> Exercise task
List all lines in the material below that contain "JSON".

(A block of data)
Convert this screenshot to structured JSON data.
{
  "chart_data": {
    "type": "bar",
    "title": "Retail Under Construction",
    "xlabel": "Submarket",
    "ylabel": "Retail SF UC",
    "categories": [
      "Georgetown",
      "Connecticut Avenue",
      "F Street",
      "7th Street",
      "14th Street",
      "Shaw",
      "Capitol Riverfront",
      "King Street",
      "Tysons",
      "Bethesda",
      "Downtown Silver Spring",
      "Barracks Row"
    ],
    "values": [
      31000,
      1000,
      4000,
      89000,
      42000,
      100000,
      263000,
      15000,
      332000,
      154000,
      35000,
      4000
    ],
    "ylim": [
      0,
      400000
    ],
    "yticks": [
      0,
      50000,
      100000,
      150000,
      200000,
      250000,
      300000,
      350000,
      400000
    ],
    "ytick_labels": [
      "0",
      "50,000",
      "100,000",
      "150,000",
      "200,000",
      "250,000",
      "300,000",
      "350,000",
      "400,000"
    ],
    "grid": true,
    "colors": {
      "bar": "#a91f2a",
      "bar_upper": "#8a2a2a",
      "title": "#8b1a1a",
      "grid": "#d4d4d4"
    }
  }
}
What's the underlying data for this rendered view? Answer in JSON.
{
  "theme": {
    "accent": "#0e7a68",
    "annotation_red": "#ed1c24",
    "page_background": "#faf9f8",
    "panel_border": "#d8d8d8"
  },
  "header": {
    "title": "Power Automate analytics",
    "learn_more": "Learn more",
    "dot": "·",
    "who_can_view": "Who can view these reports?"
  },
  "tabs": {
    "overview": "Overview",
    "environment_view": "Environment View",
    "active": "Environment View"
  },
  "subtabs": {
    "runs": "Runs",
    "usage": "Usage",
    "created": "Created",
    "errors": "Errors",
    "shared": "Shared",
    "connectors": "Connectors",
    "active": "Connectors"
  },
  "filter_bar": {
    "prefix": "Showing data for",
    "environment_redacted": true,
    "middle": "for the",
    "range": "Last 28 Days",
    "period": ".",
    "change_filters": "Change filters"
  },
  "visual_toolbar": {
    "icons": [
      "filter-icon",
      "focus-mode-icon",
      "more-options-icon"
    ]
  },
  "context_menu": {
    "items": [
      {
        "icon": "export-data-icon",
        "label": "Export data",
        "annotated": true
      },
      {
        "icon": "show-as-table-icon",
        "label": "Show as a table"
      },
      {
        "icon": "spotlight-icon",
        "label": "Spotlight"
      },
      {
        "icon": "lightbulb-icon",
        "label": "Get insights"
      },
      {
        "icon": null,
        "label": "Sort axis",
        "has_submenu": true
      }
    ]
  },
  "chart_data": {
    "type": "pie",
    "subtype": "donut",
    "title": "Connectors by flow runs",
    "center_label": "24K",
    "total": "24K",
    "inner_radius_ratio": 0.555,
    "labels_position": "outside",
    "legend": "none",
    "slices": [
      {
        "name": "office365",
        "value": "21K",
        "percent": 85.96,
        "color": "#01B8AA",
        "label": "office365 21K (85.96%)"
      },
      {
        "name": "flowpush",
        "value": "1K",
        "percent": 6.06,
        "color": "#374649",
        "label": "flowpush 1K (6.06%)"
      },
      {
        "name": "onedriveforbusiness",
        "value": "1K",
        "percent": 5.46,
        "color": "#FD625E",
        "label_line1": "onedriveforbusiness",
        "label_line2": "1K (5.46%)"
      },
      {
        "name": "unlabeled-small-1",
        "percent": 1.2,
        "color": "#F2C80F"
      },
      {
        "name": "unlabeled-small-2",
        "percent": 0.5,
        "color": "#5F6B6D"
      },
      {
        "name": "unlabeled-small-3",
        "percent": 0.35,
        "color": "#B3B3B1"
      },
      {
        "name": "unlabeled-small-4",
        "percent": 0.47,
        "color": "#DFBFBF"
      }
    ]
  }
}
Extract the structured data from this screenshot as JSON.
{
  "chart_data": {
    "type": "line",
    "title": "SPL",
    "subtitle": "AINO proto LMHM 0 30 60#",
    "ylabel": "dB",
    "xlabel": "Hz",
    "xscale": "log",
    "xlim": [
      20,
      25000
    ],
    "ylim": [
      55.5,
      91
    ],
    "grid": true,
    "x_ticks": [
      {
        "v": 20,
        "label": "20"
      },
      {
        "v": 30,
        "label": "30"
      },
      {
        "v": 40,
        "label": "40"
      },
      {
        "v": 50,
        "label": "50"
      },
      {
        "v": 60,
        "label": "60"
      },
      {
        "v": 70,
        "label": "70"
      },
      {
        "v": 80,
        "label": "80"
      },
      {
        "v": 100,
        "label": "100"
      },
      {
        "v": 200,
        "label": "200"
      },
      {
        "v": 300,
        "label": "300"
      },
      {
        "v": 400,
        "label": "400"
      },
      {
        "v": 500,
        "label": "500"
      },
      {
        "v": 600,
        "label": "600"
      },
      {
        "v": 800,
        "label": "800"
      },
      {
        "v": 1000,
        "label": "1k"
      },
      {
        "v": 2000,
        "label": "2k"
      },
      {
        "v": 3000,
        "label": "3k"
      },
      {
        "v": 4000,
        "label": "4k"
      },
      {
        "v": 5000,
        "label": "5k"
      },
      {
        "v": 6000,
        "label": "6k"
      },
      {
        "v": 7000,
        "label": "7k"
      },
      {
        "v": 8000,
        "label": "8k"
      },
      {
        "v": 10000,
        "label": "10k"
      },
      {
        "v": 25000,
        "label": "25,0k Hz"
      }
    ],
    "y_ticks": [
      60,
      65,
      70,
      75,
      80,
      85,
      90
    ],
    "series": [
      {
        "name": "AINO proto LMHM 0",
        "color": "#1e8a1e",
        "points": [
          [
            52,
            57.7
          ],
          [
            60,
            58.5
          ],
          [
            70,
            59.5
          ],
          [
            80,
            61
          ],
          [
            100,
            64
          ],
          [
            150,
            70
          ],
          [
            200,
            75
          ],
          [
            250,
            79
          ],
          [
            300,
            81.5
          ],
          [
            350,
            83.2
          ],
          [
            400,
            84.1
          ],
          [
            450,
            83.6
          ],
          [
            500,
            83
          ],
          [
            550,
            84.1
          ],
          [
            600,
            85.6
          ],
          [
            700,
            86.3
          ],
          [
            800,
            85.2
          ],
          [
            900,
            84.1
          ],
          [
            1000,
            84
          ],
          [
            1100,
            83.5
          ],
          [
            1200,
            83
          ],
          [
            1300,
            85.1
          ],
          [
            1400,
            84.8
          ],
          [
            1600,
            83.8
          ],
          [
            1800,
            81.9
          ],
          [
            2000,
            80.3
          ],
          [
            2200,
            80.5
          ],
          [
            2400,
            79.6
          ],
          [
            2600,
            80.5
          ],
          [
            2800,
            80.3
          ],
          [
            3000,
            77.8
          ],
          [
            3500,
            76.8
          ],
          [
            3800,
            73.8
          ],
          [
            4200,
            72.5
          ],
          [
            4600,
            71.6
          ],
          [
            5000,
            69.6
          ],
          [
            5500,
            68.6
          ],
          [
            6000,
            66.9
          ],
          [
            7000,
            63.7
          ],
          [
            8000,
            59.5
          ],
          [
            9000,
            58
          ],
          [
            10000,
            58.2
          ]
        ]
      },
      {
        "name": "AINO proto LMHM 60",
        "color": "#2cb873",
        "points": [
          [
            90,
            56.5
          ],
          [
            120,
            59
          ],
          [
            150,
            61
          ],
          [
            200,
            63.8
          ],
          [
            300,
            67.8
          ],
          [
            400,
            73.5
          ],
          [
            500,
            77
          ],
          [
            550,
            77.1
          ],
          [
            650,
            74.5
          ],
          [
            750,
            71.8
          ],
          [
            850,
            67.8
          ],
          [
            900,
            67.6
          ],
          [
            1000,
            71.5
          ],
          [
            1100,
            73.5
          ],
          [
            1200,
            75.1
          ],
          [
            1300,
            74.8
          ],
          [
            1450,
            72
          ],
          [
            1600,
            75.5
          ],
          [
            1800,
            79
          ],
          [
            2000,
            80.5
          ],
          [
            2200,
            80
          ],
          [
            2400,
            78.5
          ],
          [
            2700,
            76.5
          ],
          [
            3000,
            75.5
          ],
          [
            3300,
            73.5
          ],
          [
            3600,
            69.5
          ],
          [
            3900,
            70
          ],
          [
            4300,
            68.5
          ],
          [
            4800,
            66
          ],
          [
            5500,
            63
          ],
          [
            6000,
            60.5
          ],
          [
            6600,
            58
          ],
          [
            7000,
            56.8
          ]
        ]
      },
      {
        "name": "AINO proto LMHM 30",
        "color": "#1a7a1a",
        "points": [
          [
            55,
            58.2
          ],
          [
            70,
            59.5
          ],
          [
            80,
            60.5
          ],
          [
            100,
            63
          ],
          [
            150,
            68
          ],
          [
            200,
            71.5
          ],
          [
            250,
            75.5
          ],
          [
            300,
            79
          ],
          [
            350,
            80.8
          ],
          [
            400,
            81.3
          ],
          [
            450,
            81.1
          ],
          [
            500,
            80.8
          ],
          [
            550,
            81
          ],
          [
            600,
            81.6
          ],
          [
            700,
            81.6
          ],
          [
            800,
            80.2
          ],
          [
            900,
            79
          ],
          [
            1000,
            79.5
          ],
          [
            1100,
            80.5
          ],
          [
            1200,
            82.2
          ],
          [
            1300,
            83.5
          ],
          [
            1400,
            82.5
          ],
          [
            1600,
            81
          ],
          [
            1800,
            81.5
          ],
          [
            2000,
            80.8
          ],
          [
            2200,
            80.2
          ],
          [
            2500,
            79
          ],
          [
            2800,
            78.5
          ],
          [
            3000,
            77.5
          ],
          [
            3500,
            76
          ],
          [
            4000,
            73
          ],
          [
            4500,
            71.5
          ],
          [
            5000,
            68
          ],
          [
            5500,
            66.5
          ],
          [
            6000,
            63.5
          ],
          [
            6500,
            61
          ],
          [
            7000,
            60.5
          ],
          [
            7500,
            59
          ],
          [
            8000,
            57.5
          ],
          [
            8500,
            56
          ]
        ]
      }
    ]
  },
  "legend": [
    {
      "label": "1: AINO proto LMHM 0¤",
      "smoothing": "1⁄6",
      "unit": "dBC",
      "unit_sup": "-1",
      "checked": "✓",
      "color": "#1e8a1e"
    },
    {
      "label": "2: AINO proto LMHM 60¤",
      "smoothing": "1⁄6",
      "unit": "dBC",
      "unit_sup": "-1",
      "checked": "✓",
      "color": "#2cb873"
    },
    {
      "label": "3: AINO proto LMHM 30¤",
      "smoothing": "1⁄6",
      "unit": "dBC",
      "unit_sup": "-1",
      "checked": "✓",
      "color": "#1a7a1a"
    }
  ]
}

> Task solution
Convert this screenshot to structured JSON data.
What's the underlying data for this rendered view? Answer in JSON.
Extract the structured data from this screenshot as JSON.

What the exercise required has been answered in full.